(PROBLEM DETAILS):
Please write out the complete listing that follows, exactly as it reads.
-- START SOURCE RECORDS --
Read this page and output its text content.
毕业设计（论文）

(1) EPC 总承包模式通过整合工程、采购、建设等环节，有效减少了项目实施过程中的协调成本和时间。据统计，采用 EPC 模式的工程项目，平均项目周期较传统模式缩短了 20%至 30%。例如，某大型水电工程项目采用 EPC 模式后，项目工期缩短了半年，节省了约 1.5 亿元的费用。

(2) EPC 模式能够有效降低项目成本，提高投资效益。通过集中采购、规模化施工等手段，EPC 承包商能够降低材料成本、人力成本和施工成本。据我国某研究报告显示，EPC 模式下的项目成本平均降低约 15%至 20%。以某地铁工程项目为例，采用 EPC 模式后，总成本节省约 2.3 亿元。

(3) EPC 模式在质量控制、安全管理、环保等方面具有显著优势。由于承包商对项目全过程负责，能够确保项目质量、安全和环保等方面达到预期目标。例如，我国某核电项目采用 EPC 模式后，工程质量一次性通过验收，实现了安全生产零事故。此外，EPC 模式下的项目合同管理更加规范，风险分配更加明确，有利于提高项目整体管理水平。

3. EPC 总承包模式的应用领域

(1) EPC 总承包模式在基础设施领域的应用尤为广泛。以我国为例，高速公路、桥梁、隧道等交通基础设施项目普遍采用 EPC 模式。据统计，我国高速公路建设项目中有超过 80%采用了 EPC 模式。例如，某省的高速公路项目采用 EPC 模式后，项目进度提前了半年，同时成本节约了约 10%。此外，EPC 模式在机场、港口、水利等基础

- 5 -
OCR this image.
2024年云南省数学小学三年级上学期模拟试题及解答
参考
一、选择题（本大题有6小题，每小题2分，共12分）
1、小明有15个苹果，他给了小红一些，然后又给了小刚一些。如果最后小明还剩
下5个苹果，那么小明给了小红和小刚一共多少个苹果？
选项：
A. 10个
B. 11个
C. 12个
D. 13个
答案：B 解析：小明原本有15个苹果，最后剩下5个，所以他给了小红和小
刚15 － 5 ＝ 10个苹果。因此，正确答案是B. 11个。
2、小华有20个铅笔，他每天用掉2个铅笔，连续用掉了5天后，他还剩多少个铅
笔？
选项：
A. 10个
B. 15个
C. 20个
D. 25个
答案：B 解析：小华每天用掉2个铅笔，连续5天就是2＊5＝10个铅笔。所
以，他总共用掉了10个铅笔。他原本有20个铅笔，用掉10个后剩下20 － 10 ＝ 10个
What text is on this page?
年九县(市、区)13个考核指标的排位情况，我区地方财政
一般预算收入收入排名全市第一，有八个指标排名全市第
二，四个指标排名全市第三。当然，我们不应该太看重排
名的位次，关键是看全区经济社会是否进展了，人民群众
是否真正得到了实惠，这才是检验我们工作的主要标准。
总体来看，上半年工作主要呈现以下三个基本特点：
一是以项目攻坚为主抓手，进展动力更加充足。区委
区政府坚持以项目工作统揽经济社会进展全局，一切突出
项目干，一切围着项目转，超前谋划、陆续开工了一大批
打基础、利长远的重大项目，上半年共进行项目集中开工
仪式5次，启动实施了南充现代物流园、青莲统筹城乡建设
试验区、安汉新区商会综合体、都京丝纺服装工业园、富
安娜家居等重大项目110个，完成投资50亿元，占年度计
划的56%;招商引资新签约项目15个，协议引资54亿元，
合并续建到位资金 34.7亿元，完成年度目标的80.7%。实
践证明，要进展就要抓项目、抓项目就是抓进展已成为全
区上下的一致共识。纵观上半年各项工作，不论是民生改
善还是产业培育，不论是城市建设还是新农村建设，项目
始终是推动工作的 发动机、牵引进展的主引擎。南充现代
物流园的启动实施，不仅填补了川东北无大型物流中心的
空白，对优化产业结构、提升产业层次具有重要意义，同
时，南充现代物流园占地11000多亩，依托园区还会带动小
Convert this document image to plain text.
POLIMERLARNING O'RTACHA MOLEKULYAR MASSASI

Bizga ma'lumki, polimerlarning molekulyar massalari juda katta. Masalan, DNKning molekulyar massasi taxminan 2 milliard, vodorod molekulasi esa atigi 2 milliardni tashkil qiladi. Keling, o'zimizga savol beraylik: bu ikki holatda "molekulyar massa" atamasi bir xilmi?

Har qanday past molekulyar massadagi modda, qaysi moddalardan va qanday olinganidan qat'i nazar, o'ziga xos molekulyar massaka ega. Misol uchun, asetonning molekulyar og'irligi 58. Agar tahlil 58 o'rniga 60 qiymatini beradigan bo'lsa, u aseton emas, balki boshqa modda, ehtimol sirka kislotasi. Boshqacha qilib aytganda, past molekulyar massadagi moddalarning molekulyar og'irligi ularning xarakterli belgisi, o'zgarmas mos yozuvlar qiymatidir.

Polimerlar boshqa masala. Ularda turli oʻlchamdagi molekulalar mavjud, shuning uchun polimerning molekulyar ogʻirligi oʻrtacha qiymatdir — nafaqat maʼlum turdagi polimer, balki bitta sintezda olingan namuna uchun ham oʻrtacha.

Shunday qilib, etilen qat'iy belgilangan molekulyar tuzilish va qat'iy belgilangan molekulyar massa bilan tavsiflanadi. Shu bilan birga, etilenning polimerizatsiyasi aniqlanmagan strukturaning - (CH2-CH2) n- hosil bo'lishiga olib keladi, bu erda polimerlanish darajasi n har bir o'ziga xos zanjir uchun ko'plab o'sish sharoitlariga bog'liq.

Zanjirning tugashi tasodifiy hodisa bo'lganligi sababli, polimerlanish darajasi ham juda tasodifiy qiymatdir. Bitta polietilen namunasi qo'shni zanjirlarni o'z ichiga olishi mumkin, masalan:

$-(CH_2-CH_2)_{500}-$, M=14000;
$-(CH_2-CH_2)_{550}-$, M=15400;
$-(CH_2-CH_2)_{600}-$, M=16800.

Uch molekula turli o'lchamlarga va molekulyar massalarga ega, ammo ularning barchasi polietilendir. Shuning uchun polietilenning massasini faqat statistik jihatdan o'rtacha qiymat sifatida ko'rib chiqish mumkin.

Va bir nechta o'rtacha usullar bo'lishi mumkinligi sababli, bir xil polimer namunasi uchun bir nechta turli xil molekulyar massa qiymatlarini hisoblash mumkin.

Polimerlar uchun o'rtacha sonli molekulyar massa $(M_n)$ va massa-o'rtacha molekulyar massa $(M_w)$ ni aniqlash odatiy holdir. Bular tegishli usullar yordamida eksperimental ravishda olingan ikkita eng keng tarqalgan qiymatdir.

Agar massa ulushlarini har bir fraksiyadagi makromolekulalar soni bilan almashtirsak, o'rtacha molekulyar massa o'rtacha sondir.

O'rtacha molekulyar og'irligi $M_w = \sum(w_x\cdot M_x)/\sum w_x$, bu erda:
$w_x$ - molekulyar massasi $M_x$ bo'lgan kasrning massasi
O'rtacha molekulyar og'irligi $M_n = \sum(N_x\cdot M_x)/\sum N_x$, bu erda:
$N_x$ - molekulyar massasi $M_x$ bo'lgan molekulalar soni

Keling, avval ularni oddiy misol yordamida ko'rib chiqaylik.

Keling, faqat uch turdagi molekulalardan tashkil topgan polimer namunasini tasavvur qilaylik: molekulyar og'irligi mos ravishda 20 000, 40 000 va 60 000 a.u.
-- END SOURCE RECORDS --
(SOLVED PROBLEM):
Read this page and output its text content.
毕业设计（论文）

(1) EPC 总承包模式通过整合工程、采购、建设等环节，有效减少了项目实施过程中的协调成本和时间。据统计，采用 EPC 模式的工程项目，平均项目周期较传统模式缩短了 20%至 30%。例如，某大型水电工程项目采用 EPC 模式后，项目工期缩短了半年，节省了约 1.5 亿元的费用。

(2) EPC 模式能够有效降低项目成本，提高投资效益。通过集中采购、规模化施工等手段，EPC 承包商能够降低材料成本、人力成本和施工成本。据我国某研究报告显示，EPC 模式下的项目成本平均降低约 15%至 20%。以某地铁工程项目为例，采用 EPC 模式后，总成本节省约 2.3 亿元。

(3) EPC 模式在质量控制、安全管理、环保等方面具有显著优势。由于承包商对项目全过程负责，能够确保项目质量、安全和环保等方面达到预期目标。例如，我国某核电项目采用 EPC 模式后，工程质量一次性通过验收，实现了安全生产零事故。此外，EPC 模式下的项目合同管理更加规范，风险分配更加明确，有利于提高项目整体管理水平。

3. EPC 总承包模式的应用领域

(1) EPC 总承包模式在基础设施领域的应用尤为广泛。以我国为例，高速公路、桥梁、隧道等交通基础设施项目普遍采用 EPC 模式。据统计，我国高速公路建设项目中有超过 80%采用了 EPC 模式。例如，某省的高速公路项目采用 EPC 模式后，项目进度提前了半年，同时成本节约了约 10%。此外，EPC 模式在机场、港口、水利等基础

- 5 -
OCR this image.
2024年云南省数学小学三年级上学期模拟试题及解答
参考
一、选择题（本大题有6小题，每小题2分，共12分）
1、小明有15个苹果，他给了小红一些，然后又给了小刚一些。如果最后小明还剩
下5个苹果，那么小明给了小红和小刚一共多少个苹果？
选项：
A. 10个
B. 11个
C. 12个
D. 13个
答案：B 解析：小明原本有15个苹果，最后剩下5个，所以他给了小红和小
刚15 － 5 ＝ 10个苹果。因此，正确答案是B. 11个。
2、小华有20个铅笔，他每天用掉2个铅笔，连续用掉了5天后，他还剩多少个铅
笔？
选项：
A. 10个
B. 15个
C. 20个
D. 25个
答案：B 解析：小华每天用掉2个铅笔，连续5天就是2＊5＝10个铅笔。所
以，他总共用掉了10个铅笔。他原本有20个铅笔，用掉10个后剩下20 － 10 ＝ 10个
What text is on this page?
年九县(市、区)13个考核指标的排位情况，我区地方财政
一般预算收入收入排名全市第一，有八个指标排名全市第
二，四个指标排名全市第三。当然，我们不应该太看重排
名的位次，关键是看全区经济社会是否进展了，人民群众
是否真正得到了实惠，这才是检验我们工作的主要标准。
总体来看，上半年工作主要呈现以下三个基本特点：
一是以项目攻坚为主抓手，进展动力更加充足。区委
区政府坚持以项目工作统揽经济社会进展全局，一切突出
项目干，一切围着项目转，超前谋划、陆续开工了一大批
打基础、利长远的重大项目，上半年共进行项目集中开工
仪式5次，启动实施了南充现代物流园、青莲统筹城乡建设
试验区、安汉新区商会综合体、都京丝纺服装工业园、富
安娜家居等重大项目110个，完成投资50亿元，占年度计
划的56%;招商引资新签约项目15个，协议引资54亿元，
合并续建到位资金 34.7亿元，完成年度目标的80.7%。实
践证明，要进展就要抓项目、抓项目就是抓进展已成为全
区上下的一致共识。纵观上半年各项工作，不论是民生改
善还是产业培育，不论是城市建设还是新农村建设，项目
始终是推动工作的 发动机、牵引进展的主引擎。南充现代
物流园的启动实施，不仅填补了川东北无大型物流中心的
空白，对优化产业结构、提升产业层次具有重要意义，同
时，南充现代物流园占地11000多亩，依托园区还会带动小
Convert this document image to plain text.
POLIMERLARNING O'RTACHA MOLEKULYAR MASSASI

Bizga ma'lumki, polimerlarning molekulyar massalari juda katta. Masalan, DNKning molekulyar massasi taxminan 2 milliard, vodorod molekulasi esa atigi 2 milliardni tashkil qiladi. Keling, o'zimizga savol beraylik: bu ikki holatda "molekulyar massa" atamasi bir xilmi?

Har qanday past molekulyar massadagi modda, qaysi moddalardan va qanday olinganidan qat'i nazar, o'ziga xos molekulyar massaka ega. Misol uchun, asetonning molekulyar og'irligi 58. Agar tahlil 58 o'rniga 60 qiymatini beradigan bo'lsa, u aseton emas, balki boshqa modda, ehtimol sirka kislotasi. Boshqacha qilib aytganda, past molekulyar massadagi moddalarning molekulyar og'irligi ularning xarakterli belgisi, o'zgarmas mos yozuvlar qiymatidir.

Polimerlar boshqa masala. Ularda turli oʻlchamdagi molekulalar mavjud, shuning uchun polimerning molekulyar ogʻirligi oʻrtacha qiymatdir — nafaqat maʼlum turdagi polimer, balki bitta sintezda olingan namuna uchun ham oʻrtacha.

Shunday qilib, etilen qat'iy belgilangan molekulyar tuzilish va qat'iy belgilangan molekulyar massa bilan tavsiflanadi. Shu bilan birga, etilenning polimerizatsiyasi aniqlanmagan strukturaning - (CH2-CH2) n- hosil bo'lishiga olib keladi, bu erda polimerlanish darajasi n har bir o'ziga xos zanjir uchun ko'plab o'sish sharoitlariga bog'liq.

Zanjirning tugashi tasodifiy hodisa bo'lganligi sababli, polimerlanish darajasi ham juda tasodifiy qiymatdir. Bitta polietilen namunasi qo'shni zanjirlarni o'z ichiga olishi mumkin, masalan:

$-(CH_2-CH_2)_{500}-$, M=14000;
$-(CH_2-CH_2)_{550}-$, M=15400;
$-(CH_2-CH_2)_{600}-$, M=16800.

Uch molekula turli o'lchamlarga va molekulyar massalarga ega, ammo ularning barchasi polietilendir. Shuning uchun polietilenning massasini faqat statistik jihatdan o'rtacha qiymat sifatida ko'rib chiqish mumkin.

Va bir nechta o'rtacha usullar bo'lishi mumkinligi sababli, bir xil polimer namunasi uchun bir nechta turli xil molekulyar massa qiymatlarini hisoblash mumkin.

Polimerlar uchun o'rtacha sonli molekulyar massa $(M_n)$ va massa-o'rtacha molekulyar massa $(M_w)$ ni aniqlash odatiy holdir. Bular tegishli usullar yordamida eksperimental ravishda olingan ikkita eng keng tarqalgan qiymatdir.

Agar massa ulushlarini har bir fraksiyadagi makromolekulalar soni bilan almashtirsak, o'rtacha molekulyar massa o'rtacha sondir.

O'rtacha molekulyar og'irligi $M_w = \sum(w_x\cdot M_x)/\sum w_x$, bu erda:
$w_x$ - molekulyar massasi $M_x$ bo'lgan kasrning massasi
O'rtacha molekulyar og'irligi $M_n = \sum(N_x\cdot M_x)/\sum N_x$, bu erda:
$N_x$ - molekulyar massasi $M_x$ bo'lgan molekulalar soni

Keling, avval ularni oddiy misol yordamida ko'rib chiqaylik.

Keling, faqat uch turdagi molekulalardan tashkil topgan polimer namunasini tasavvur qilaylik: molekulyar og'irligi mos ravishda 20 000, 40 000 va 60 000 a.u.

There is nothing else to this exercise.